Items from a dataset
------------------------------

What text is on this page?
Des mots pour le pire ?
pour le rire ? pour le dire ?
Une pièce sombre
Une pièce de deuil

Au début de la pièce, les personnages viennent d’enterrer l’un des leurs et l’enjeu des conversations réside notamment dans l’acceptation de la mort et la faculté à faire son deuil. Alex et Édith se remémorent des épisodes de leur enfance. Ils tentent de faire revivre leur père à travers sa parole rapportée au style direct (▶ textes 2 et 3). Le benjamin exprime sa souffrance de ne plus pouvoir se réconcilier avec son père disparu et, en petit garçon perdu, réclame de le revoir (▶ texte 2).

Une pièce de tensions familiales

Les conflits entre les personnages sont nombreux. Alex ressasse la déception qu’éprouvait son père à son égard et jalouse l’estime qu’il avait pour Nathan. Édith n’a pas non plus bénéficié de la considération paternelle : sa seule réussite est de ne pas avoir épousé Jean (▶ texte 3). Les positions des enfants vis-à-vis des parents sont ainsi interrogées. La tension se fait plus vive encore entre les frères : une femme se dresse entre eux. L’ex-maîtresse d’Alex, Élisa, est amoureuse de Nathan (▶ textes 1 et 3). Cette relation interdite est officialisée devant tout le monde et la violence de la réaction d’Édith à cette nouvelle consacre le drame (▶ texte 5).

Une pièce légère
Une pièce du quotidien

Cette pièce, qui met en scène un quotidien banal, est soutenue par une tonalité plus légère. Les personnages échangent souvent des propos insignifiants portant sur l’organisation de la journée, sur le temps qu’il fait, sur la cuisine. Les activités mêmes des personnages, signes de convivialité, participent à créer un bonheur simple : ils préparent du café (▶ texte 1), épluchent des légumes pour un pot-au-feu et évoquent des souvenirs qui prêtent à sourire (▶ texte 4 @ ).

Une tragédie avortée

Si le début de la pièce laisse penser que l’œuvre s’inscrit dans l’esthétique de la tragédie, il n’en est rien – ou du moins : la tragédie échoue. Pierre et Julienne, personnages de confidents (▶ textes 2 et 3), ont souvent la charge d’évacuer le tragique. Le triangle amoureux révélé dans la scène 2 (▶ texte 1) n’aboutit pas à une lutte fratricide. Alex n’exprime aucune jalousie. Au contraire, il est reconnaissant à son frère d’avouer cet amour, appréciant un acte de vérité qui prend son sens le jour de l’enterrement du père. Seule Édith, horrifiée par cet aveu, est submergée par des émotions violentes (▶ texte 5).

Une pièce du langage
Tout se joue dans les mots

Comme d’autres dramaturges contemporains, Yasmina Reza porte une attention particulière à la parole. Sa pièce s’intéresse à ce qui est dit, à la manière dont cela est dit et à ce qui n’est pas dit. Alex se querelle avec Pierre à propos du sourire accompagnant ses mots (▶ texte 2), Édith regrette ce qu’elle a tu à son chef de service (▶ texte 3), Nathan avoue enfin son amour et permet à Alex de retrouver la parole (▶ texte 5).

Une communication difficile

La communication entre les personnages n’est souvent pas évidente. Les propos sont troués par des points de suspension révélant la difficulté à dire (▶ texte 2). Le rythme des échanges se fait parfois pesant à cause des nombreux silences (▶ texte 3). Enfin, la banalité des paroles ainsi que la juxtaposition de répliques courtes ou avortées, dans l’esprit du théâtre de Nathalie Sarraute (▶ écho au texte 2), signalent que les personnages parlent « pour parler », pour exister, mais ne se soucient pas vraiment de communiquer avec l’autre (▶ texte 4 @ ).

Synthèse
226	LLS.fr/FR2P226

------------------------------

WHAT TO DO ▸ Scan the material above. Extract every line in which the word "mots" occurs.

PROBLEM SOLUTION ▸
Des mots pour le pire ?
Tout se joue dans les mots
Comme d’autres dramaturges contemporains, Yasmina Reza porte une attention particulière à la parole. Sa pièce s’intéresse à ce qui est dit, à la manière dont cela est dit et à ce qui n’est pas dit. Alex se querelle avec Pierre à propos du sourire accompagnant ses mots (▶ texte 2), Édith regrette ce qu’elle a tu à son chef de service (▶ texte 3), Nathan avoue enfin son amour et permet à Alex de retrouver la parole (▶ texte 5).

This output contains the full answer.